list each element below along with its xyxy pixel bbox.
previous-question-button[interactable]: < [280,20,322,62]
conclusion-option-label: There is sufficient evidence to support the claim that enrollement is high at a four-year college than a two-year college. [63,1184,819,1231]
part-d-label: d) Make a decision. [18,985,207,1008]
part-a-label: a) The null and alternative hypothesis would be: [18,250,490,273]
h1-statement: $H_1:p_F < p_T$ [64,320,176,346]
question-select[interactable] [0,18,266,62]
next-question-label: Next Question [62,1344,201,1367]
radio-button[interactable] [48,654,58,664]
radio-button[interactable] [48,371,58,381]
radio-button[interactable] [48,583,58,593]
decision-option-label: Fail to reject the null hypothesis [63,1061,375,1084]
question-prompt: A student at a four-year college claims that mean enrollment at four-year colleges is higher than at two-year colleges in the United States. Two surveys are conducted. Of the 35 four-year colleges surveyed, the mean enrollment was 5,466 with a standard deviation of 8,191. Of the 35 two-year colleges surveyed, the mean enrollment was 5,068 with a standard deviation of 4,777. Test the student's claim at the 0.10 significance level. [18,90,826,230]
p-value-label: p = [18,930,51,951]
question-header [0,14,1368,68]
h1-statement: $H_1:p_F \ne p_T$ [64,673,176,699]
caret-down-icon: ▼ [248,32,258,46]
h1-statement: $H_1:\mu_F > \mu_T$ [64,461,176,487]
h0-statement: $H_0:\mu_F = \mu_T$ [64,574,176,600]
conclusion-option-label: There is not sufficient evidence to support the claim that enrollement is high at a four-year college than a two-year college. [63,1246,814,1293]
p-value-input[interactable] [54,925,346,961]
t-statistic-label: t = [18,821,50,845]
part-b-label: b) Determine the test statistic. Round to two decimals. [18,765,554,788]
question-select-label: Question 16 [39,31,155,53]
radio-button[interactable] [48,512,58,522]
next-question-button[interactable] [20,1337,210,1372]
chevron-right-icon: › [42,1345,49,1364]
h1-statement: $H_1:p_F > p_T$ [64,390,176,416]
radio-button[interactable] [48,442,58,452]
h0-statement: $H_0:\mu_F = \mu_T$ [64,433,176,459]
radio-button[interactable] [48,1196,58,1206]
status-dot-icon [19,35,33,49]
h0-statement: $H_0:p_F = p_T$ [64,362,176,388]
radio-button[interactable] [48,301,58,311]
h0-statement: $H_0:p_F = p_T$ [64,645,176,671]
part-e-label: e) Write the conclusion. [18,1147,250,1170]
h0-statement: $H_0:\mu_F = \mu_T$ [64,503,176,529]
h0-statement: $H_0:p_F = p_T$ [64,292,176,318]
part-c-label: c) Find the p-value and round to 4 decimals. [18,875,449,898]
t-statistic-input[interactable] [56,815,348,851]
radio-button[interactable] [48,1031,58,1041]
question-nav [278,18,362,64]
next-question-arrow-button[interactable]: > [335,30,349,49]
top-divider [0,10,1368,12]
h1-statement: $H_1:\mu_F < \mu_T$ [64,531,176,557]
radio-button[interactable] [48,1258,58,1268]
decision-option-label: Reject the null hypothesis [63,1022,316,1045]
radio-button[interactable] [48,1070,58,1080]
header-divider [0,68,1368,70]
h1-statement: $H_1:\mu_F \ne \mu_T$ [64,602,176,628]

○ ○ ○ ○ ○

**Required task**
Copy every line of the records above without changing anything.

**Result for this task**
list each element below along with its xyxy pixel bbox.
previous-question-button[interactable]: < [280,20,322,62]
conclusion-option-label: There is sufficient evidence to support the claim that enrollement is high at a four-year college than a two-year college. [63,1184,819,1231]
part-d-label: d) Make a decision. [18,985,207,1008]
part-a-label: a) The null and alternative hypothesis would be: [18,250,490,273]
h1-statement: $H_1:p_F < p_T$ [64,320,176,346]
question-select[interactable] [0,18,266,62]
next-question-label: Next Question [62,1344,201,1367]
radio-button[interactable] [48,654,58,664]
radio-button[interactable] [48,371,58,381]
radio-button[interactable] [48,583,58,593]
decision-option-label: Fail to reject the null hypothesis [63,1061,375,1084]
question-prompt: A student at a four-year college claims that mean enrollment at four-year colleges is higher than at two-year colleges in the United States. Two surveys are conducted. Of the 35 four-year colleges surveyed, the mean enrollment was 5,466 with a standard deviation of 8,191. Of the 35 two-year colleges surveyed, the mean enrollment was 5,068 with a standard deviation of 4,777. Test the student's claim at the 0.10 significance level. [18,90,826,230]
p-value-label: p = [18,930,51,951]
question-header [0,14,1368,68]
h1-statement: $H_1:p_F \ne p_T$ [64,673,176,699]
caret-down-icon: ▼ [248,32,258,46]
h1-statement: $H_1:\mu_F > \mu_T$ [64,461,176,487]
h0-statement: $H_0:\mu_F = \mu_T$ [64,574,176,600]
conclusion-option-label: There is not sufficient evidence to support the claim that enrollement is high at a four-year college than a two-year college. [63,1246,814,1293]
p-value-input[interactable] [54,925,346,961]
t-statistic-label: t = [18,821,50,845]
part-b-label: b) Determine the test statistic. Round to two decimals. [18,765,554,788]
question-select-label: Question 16 [39,31,155,53]
radio-button[interactable] [48,512,58,522]
next-question-button[interactable] [20,1337,210,1372]
chevron-right-icon: › [42,1345,49,1364]
h1-statement: $H_1:p_F > p_T$ [64,390,176,416]
radio-button[interactable] [48,442,58,452]
h0-statement: $H_0:\mu_F = \mu_T$ [64,433,176,459]
radio-button[interactable] [48,1196,58,1206]
status-dot-icon [19,35,33,49]
h0-statement: $H_0:p_F = p_T$ [64,362,176,388]
radio-button[interactable] [48,301,58,311]
h0-statement: $H_0:p_F = p_T$ [64,645,176,671]
part-e-label: e) Write the conclusion. [18,1147,250,1170]
h0-statement: $H_0:\mu_F = \mu_T$ [64,503,176,529]
h0-statement: $H_0:p_F = p_T$ [64,292,176,318]
part-c-label: c) Find the p-value and round to 4 decimals. [18,875,449,898]
t-statistic-input[interactable] [56,815,348,851]
radio-button[interactable] [48,1031,58,1041]
question-nav [278,18,362,64]
next-question-arrow-button[interactable]: > [335,30,349,49]
top-divider [0,10,1368,12]
h1-statement: $H_1:\mu_F < \mu_T$ [64,531,176,557]
radio-button[interactable] [48,1258,58,1268]
decision-option-label: Reject the null hypothesis [63,1022,316,1045]
radio-button[interactable] [48,1070,58,1080]
header-divider [0,68,1368,70]
h1-statement: $H_1:\mu_F \ne \mu_T$ [64,602,176,628]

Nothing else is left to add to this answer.